Draw out every line with the word "first" from the listing below.

• • • • • • •

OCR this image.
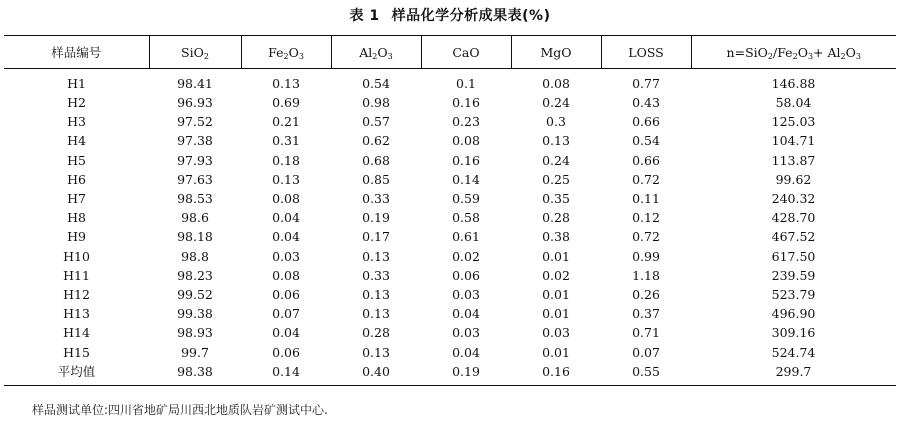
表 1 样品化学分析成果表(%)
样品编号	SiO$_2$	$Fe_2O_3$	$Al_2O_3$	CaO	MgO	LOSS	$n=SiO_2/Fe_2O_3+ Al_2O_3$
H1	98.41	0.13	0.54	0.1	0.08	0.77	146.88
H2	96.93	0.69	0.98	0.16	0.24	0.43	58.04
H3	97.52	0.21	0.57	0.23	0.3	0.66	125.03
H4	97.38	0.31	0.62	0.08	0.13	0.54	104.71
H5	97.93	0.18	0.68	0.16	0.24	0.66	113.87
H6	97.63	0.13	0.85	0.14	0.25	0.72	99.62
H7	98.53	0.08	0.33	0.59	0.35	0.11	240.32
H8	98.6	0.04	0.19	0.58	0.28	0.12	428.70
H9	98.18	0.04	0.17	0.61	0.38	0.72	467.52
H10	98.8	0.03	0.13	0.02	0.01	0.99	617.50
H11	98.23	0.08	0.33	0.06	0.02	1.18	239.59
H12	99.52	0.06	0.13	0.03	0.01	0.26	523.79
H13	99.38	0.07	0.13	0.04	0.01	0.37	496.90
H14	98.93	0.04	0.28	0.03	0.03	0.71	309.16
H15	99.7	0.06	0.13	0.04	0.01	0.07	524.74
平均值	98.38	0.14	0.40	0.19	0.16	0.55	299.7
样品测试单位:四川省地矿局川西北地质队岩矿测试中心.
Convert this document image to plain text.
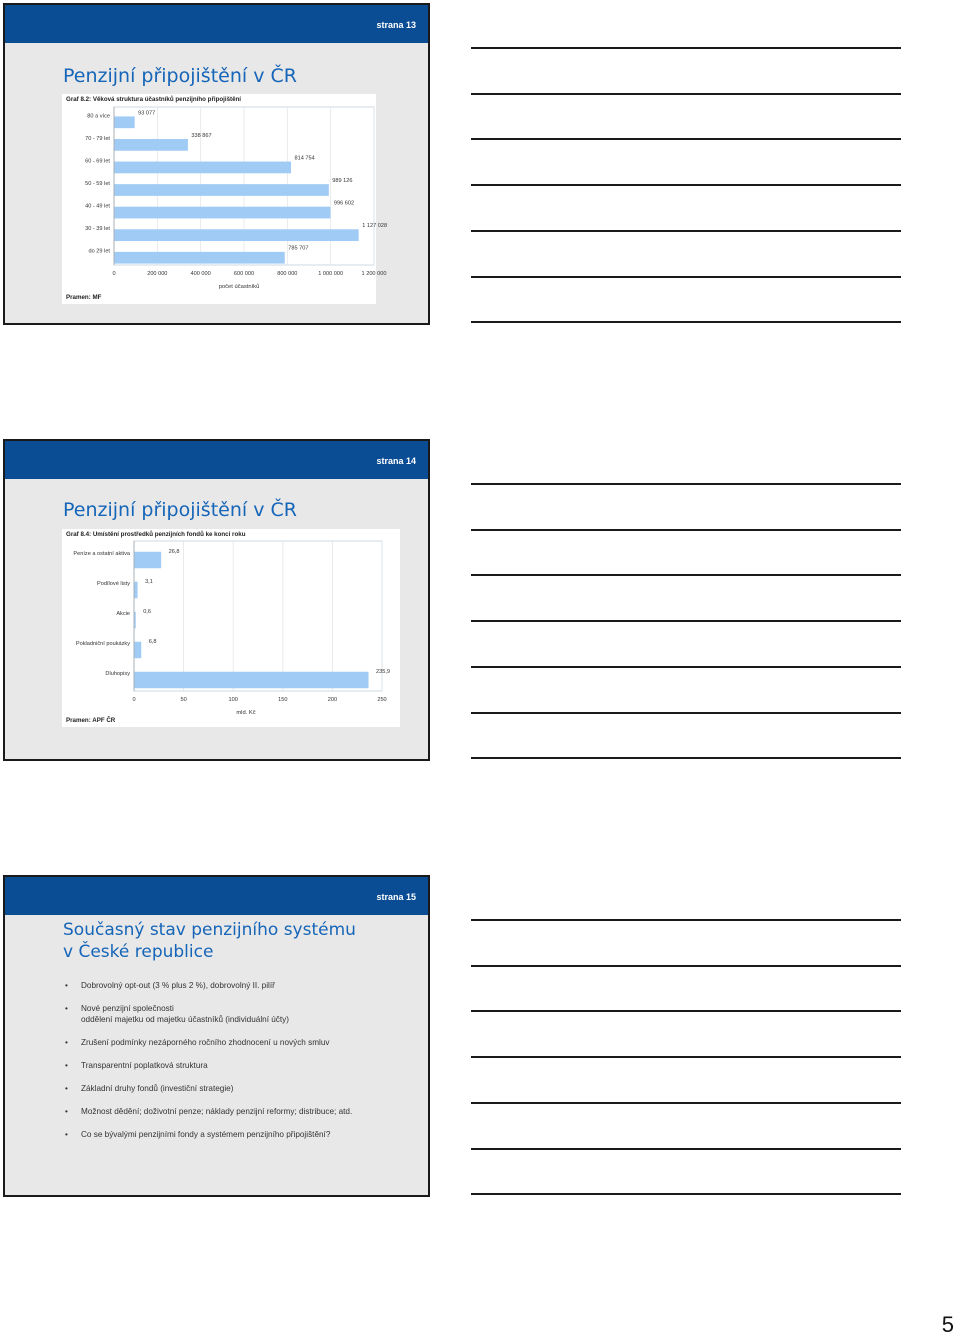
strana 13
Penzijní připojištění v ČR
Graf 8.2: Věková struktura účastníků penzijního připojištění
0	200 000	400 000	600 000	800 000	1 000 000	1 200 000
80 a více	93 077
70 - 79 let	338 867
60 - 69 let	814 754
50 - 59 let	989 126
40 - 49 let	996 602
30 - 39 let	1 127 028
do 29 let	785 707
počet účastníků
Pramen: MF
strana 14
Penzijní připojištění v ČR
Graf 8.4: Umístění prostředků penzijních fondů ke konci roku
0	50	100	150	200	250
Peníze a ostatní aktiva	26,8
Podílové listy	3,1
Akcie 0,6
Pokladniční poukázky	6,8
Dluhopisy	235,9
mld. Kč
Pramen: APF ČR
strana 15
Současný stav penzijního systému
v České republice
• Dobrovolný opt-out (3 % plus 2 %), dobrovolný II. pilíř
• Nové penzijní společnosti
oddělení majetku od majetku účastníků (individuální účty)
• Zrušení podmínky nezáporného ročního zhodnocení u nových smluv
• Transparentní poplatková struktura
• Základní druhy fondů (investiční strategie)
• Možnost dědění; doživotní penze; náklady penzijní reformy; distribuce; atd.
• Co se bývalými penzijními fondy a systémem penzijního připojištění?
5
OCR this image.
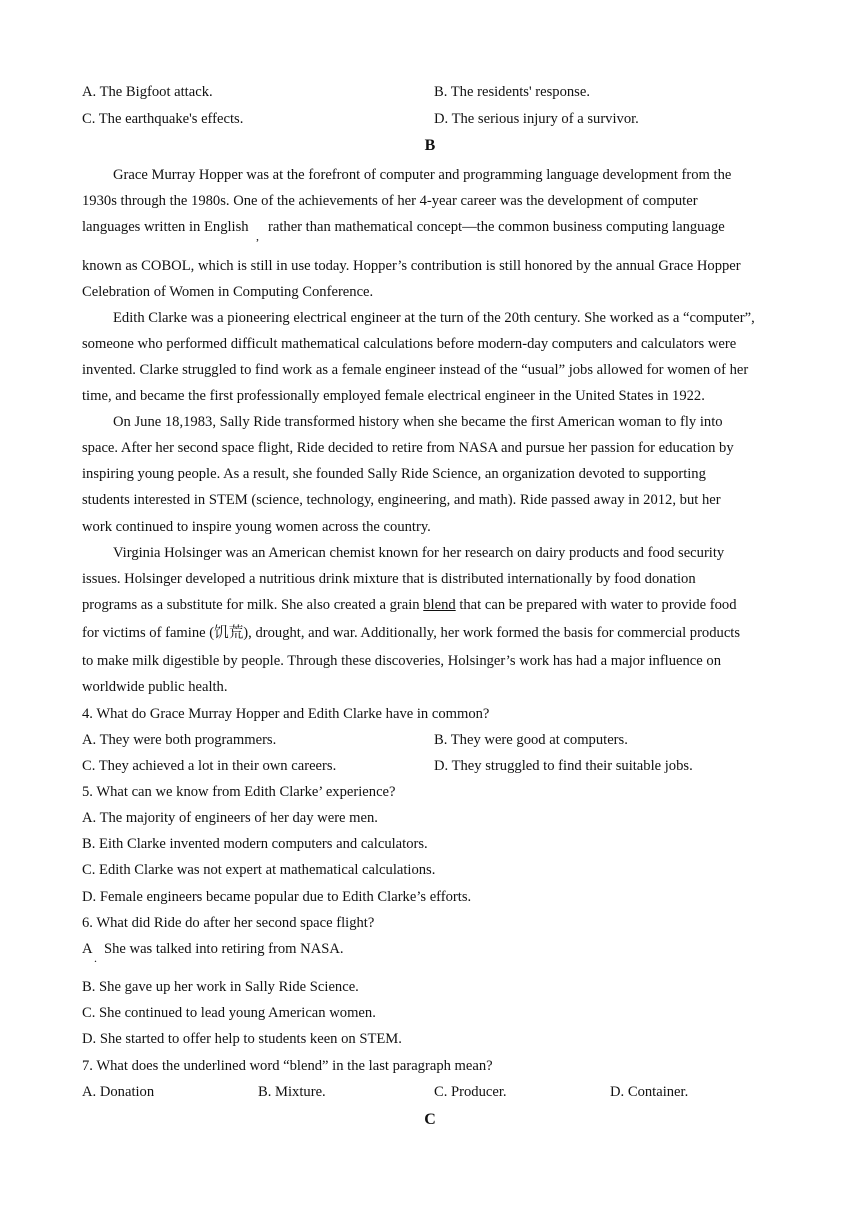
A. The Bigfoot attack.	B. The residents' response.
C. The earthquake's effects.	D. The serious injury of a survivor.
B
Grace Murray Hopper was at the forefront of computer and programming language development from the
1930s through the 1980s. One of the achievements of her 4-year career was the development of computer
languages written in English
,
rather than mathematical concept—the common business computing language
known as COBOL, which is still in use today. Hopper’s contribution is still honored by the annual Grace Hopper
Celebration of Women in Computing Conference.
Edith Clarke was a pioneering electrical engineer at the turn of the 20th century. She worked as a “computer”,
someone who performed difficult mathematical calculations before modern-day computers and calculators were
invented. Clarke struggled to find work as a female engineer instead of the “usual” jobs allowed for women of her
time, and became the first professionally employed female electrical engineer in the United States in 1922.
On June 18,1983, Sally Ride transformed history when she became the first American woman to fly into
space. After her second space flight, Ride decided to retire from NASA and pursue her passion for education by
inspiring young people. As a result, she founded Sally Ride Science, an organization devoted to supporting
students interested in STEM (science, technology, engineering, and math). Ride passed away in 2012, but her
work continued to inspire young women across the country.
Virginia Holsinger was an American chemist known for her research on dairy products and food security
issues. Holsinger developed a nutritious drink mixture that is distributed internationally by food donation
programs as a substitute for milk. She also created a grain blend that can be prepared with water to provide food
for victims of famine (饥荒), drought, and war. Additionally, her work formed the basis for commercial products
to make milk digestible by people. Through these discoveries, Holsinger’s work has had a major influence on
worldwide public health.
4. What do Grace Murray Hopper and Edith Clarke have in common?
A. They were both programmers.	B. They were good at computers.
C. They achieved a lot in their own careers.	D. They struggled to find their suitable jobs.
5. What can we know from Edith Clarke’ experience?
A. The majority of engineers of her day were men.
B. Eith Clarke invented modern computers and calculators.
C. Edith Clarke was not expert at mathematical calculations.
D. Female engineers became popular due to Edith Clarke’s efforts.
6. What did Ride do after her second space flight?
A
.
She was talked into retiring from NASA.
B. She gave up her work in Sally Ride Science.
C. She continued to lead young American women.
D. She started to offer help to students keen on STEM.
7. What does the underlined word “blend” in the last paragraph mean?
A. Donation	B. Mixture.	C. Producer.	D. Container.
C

• • • • • • •

- [SOLUTION BELOW]:
time, and became the first professionally employed female electrical engineer in the United States in 1922.
On June 18,1983, Sally Ride transformed history when she became the first American woman to fly into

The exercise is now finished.